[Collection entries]
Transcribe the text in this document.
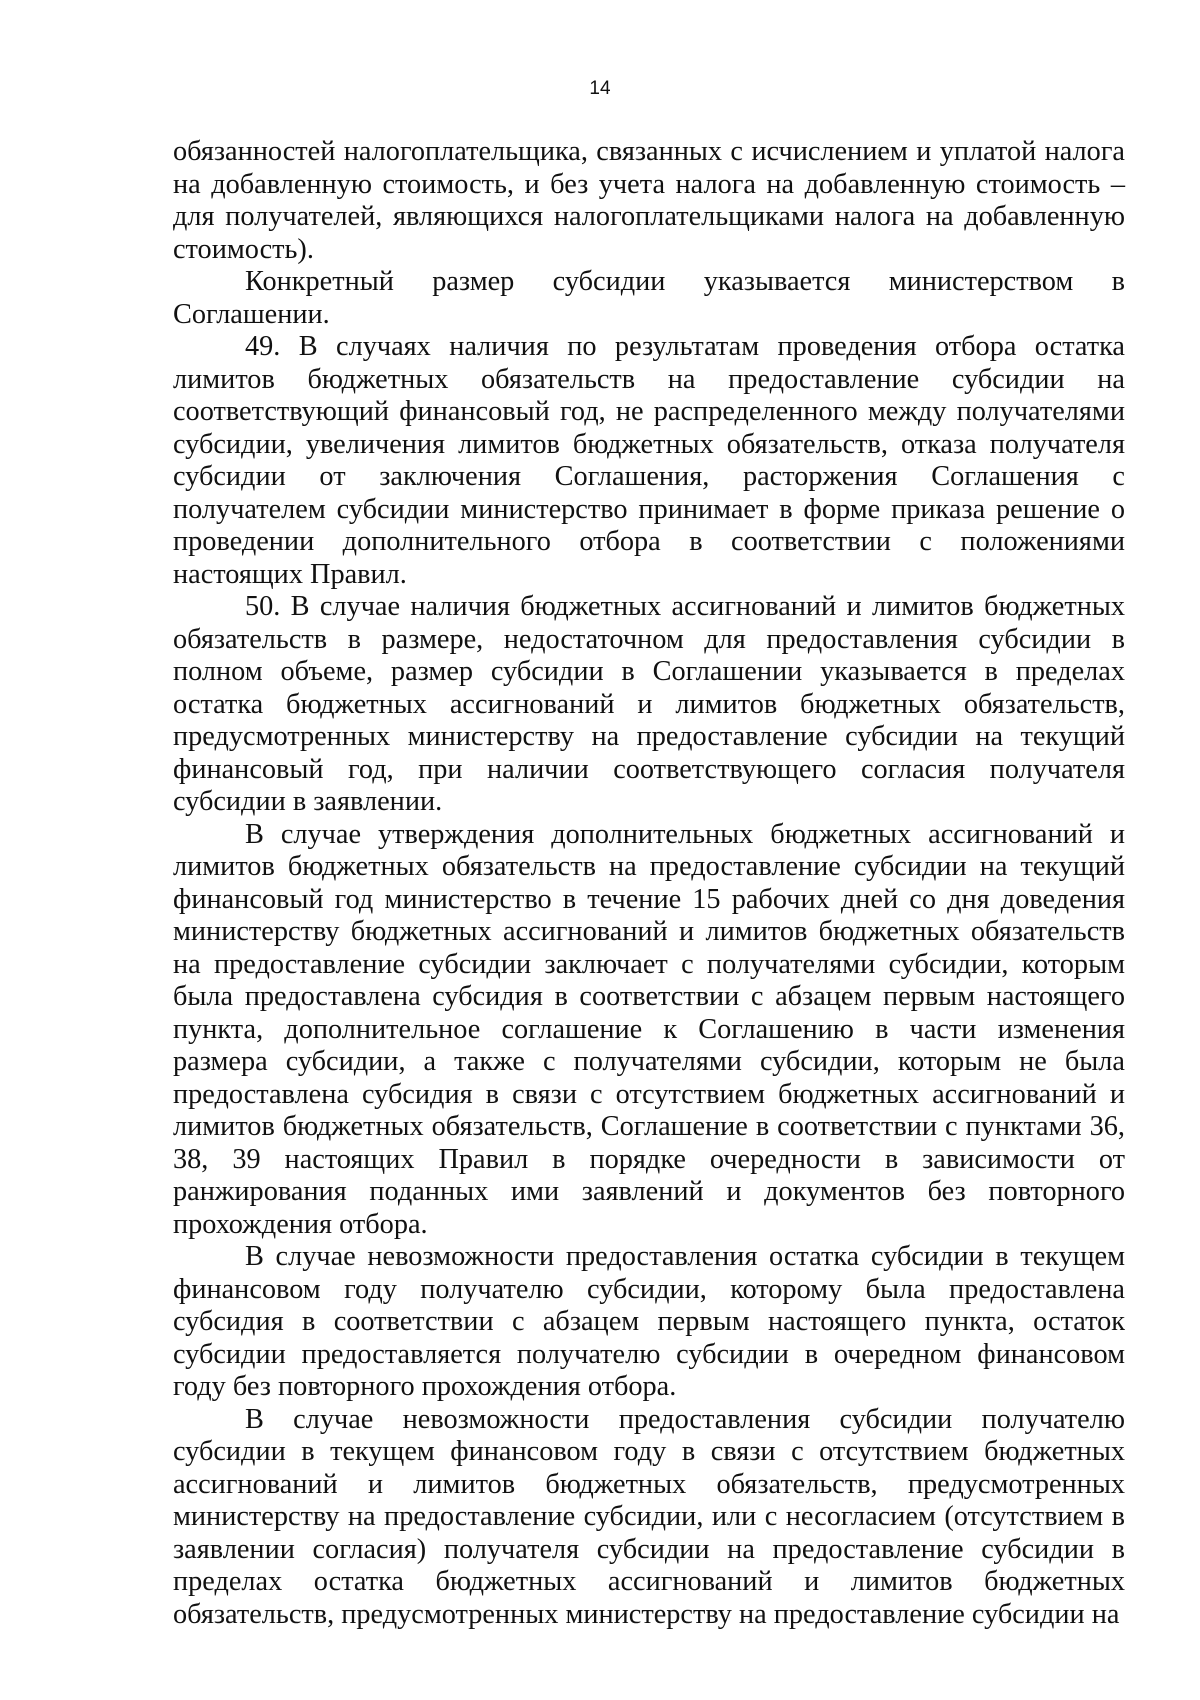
14

обязанностей налогоплательщика, связанных с исчислением и уплатой налога на добавленную стоимость, и без учета налога на добавленную стоимость – для получателей, являющихся налогоплательщиками налога на добавленную стоимость).

Конкретный размер субсидии указывается министерством в Соглашении.

49. В случаях наличия по результатам проведения отбора остатка лимитов бюджетных обязательств на предоставление субсидии на соответствующий финансовый год, не распределенного между получателями субсидии, увеличения лимитов бюджетных обязательств, отказа получателя субсидии от заключения Соглашения, расторжения Соглашения с получателем субсидии министерство принимает в форме приказа решение о проведении дополнительного отбора в соответствии с положениями настоящих Правил.

50. В случае наличия бюджетных ассигнований и лимитов бюджетных обязательств в размере, недостаточном для предоставления субсидии в полном объеме, размер субсидии в Соглашении указывается в пределах остатка бюджетных ассигнований и лимитов бюджетных обязательств, предусмотренных министерству на предоставление субсидии на текущий финансовый год, при наличии соответствующего согласия получателя субсидии в заявлении.

В случае утверждения дополнительных бюджетных ассигнований и лимитов бюджетных обязательств на предоставление субсидии на текущий финансовый год министерство в течение 15 рабочих дней со дня доведения министерству бюджетных ассигнований и лимитов бюджетных обязательств на предоставление субсидии заключает с получателями субсидии, которым была предоставлена субсидия в соответствии с абзацем первым настоящего пункта, дополнительное соглашение к Соглашению в части изменения размера субсидии, а также с получателями субсидии, которым не была предоставлена субсидия в связи с отсутствием бюджетных ассигнований и лимитов бюджетных обязательств, Соглашение в соответствии с пунктами 36, 38, 39 настоящих Правил в порядке очередности в зависимости от ранжирования поданных ими заявлений и документов без повторного прохождения отбора.

В случае невозможности предоставления остатка субсидии в текущем финансовом году получателю субсидии, которому была предоставлена субсидия в соответствии с абзацем первым настоящего пункта, остаток субсидии предоставляется получателю субсидии в очередном финансовом году без повторного прохождения отбора.

В случае невозможности предоставления субсидии получателю субсидии в текущем финансовом году в связи с отсутствием бюджетных ассигнований и лимитов бюджетных обязательств, предусмотренных министерству на предоставление субсидии, или с несогласием (отсутствием в заявлении согласия) получателя субсидии на предоставление субсидии в пределах остатка бюджетных ассигнований и лимитов бюджетных обязательств, предусмотренных министерству на предоставление субсидии на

Written task
Within the listing above, find every line containing the string "отбора" and return it.

Task response
49. В случаях наличия по результатам проведения отбора остатка лимитов бюджетных обязательств на предоставление субсидии на соответствующий финансовый год, не распределенного между получателями субсидии, увеличения лимитов бюджетных обязательств, отказа получателя субсидии от заключения Соглашения, расторжения Соглашения с получателем субсидии министерство принимает в форме приказа решение о проведении дополнительного отбора в соответствии с положениями настоящих Правил.
В случае утверждения дополнительных бюджетных ассигнований и лимитов бюджетных обязательств на предоставление субсидии на текущий финансовый год министерство в течение 15 рабочих дней со дня доведения министерству бюджетных ассигнований и лимитов бюджетных обязательств на предоставление субсидии заключает с получателями субсидии, которым была предоставлена субсидия в соответствии с абзацем первым настоящего пункта, дополнительное соглашение к Соглашению в части изменения размера субсидии, а также с получателями субсидии, которым не была предоставлена субсидия в связи с отсутствием бюджетных ассигнований и лимитов бюджетных обязательств, Соглашение в соответствии с пунктами 36, 38, 39 настоящих Правил в порядке очередности в зависимости от ранжирования поданных ими заявлений и документов без повторного прохождения отбора.
В случае невозможности предоставления остатка субсидии в текущем финансовом году получателю субсидии, которому была предоставлена субсидия в соответствии с абзацем первым настоящего пункта, остаток субсидии предоставляется получателю субсидии в очередном финансовом году без повторного прохождения отбора.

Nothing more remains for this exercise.